1. A man called Sohan Lal of Ferozepore was the occupancy tenant of certain land situated in village Jamaitpura Dheru. He was subsequently declared insolvent and his property vested in the Special Official Receiver, Punjab and Delhi. Mr. Joshua, who was the Special Official Receiver sold the occupancy rights of the land in dispute to Chuni Lal for Rs. 900/- by means of a registered deed dated the 2nd of September 1942. Bagga Singh brought a Suit for pre-emption on the 16th December 1943. This suit was dismissed by the trial Court on the 1st of March 1946. He appealed to the District Judge, Ferozepore, who on the 23rd of May 1948, dismissed the appeal. He put in a second appeal before the Lahore High Court which is now before us for disposal.
2. This appeal came up originally before a Bench of this Court. At the time of hearing before the Bench on the 8th of April 1948, it was alleged that there had been a compromise between the parties. Two compromises were put forward, one by the respondent and one by the appellant. On this the Bench dealing with this matter framed four issues and sent the case to the trial Court to make a report on these issues. The issues were:
(1) Was the appeal compromised on the terms alleged by the respondent?
(2) If so, was this compromise brought about by fraud?
(3) Was the appeal compromised on the terms alleged by the appellant?
(4) What is the effect of the compromise if proved?
3. On the 9th of August 1948, the trial Judge made his report. He came to the conclusion that there was no fraud committed, but that there was but one single compromise though there were two compromise deeds both effected and reduced to writing the same day on two different pieces of papers Exs. P. A. and D. A.; that Ex. D. A. was the one which related to the present appeal while Ex. P. A. related to other matters. Ex. D. A. merely stated that Bagga Singh appellant gave up the appeal in the High Court and that the parties should be left to bear their own costs. Ex, P. A. related to certain other property and the compromise regarding that property was between. Bagga Singh, Dhanpat Rai and Chuni Lal Dhanpat Rai is the real maternal uncle of Chuni Lal and was the special attorney for him in this litigation. The learned trial Judge came to the conclusion that the terms in Ex. p. A. had not been carried out. In fact the respondent denied the very existence of Ex. P. A. The learned Judge held that Ex. p. A. and Ex. D. A. stand and fall together and before the respondent can call upon the Court to give effect to what is contained in Ex. D. A. he must fulni or see to the fulfilment of the terms in Ex. P. A. His view was that as the respondent was not prepared to carry out or to see to the carrying out of the part of compromise in Ex. P. A., then what is contained in Ex. D. A. should be ignored and the appeal should be decided on merits.

**Data section:**

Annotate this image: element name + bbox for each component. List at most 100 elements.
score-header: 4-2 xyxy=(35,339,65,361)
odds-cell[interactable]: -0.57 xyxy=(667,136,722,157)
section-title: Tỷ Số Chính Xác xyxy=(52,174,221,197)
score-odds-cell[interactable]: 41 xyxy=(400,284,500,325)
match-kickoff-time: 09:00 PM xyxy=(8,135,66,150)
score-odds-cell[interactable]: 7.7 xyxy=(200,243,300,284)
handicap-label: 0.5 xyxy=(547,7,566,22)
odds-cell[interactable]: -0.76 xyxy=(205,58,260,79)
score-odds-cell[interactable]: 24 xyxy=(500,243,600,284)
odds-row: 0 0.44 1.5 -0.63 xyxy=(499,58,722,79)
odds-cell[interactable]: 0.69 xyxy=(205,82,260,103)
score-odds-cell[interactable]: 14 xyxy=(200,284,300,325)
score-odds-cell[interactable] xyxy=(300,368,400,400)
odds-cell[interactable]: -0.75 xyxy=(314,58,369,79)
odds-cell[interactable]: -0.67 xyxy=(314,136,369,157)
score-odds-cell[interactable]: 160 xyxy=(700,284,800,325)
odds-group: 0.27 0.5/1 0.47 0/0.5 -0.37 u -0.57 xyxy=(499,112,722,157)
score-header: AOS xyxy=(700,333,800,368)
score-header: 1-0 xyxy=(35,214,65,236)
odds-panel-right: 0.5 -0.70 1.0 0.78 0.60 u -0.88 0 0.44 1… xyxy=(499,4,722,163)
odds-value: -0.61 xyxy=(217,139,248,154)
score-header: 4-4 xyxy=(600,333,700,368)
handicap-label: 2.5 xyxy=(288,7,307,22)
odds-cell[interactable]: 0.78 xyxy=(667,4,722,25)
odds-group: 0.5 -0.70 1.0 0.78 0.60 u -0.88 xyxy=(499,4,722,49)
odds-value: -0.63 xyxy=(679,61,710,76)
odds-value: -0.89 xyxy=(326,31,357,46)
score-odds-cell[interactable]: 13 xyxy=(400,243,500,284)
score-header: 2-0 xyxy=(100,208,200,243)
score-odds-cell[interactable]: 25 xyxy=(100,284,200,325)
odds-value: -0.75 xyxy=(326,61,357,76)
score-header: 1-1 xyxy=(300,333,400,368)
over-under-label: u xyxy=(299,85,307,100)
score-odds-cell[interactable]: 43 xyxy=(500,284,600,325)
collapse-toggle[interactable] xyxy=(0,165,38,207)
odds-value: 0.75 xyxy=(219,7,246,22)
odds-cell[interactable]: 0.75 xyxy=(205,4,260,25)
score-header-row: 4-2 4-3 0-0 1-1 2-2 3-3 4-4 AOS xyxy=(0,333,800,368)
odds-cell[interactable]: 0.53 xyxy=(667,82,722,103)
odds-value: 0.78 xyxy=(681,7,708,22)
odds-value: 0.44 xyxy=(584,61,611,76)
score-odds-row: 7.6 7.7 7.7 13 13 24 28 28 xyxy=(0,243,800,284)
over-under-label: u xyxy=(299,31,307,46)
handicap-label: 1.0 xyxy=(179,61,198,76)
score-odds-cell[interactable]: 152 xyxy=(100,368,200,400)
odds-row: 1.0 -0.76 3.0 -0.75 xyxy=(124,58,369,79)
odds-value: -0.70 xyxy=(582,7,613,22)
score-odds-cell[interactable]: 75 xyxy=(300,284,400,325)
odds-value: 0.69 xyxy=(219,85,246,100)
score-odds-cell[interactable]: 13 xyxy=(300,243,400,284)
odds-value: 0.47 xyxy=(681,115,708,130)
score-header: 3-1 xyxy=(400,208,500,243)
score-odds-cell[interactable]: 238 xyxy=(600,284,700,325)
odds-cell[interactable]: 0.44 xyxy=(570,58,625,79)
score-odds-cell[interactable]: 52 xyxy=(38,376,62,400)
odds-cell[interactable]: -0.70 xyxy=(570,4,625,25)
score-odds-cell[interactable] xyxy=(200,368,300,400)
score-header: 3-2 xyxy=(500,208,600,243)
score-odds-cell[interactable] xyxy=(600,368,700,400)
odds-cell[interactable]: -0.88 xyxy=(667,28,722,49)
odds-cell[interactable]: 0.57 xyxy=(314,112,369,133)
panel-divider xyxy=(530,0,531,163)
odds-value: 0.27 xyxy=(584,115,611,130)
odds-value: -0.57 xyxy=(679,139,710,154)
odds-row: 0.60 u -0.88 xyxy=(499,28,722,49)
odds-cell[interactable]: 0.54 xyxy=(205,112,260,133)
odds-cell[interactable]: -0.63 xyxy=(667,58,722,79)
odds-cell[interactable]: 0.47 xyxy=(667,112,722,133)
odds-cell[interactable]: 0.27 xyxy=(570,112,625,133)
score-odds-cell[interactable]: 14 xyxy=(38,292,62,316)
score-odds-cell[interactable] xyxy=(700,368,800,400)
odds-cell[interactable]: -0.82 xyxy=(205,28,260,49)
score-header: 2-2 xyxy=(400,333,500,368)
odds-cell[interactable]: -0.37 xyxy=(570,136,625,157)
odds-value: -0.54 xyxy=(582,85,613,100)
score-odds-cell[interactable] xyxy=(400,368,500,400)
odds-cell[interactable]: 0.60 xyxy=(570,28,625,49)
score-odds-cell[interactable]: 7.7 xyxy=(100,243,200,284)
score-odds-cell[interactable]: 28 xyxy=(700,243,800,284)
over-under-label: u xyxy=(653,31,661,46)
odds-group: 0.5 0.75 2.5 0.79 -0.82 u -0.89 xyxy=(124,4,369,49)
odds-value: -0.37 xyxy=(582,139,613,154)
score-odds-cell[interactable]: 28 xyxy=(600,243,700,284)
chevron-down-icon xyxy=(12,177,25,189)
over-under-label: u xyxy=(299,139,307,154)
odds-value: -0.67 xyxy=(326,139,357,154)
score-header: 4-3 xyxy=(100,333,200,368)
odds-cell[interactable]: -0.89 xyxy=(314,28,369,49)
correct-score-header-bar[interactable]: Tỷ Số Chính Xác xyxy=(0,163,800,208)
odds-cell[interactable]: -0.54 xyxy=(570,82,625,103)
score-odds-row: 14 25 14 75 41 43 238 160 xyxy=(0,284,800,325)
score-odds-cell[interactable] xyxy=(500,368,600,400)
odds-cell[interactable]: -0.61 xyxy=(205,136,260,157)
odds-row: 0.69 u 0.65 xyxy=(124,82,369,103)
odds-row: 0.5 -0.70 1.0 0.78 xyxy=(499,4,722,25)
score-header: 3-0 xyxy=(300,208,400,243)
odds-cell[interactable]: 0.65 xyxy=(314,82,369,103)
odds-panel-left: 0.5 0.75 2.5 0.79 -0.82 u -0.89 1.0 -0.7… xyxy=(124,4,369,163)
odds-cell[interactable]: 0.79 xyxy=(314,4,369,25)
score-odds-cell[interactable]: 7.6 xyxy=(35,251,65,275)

**Exercise tasks:**
(a) List the issues that the judgment says the Bench framed before sending the case to the trial Court.
(b) Repeat everything in the judgment from "2. This appeal" down to "by the appellant?", word for word.

**Responses:**
(a)
1. Was the appeal compromised on the terms alleged by the respondent?
2. If so, was this compromise brought about by fraud?
3. Was the appeal compromised on the terms alleged by the appellant?
4. What is the effect of the compromise if proved?

(b)
2. This appeal came up originally before a Bench of this Court. At the time of hearing before the Bench on the 8th of April 1948, it was alleged that there had been a compromise between the parties. Two compromises were put forward, one by the respondent and one by the appellant. On this the Bench dealing with this matter framed four issues and sent the case to the trial Court to make a report on these issues. The issues were:
(1) Was the appeal compromised on the terms alleged by the respondent?
(2) If so, was this compromise brought about by fraud?
(3) Was the appeal compromised on the terms alleged by the appellant?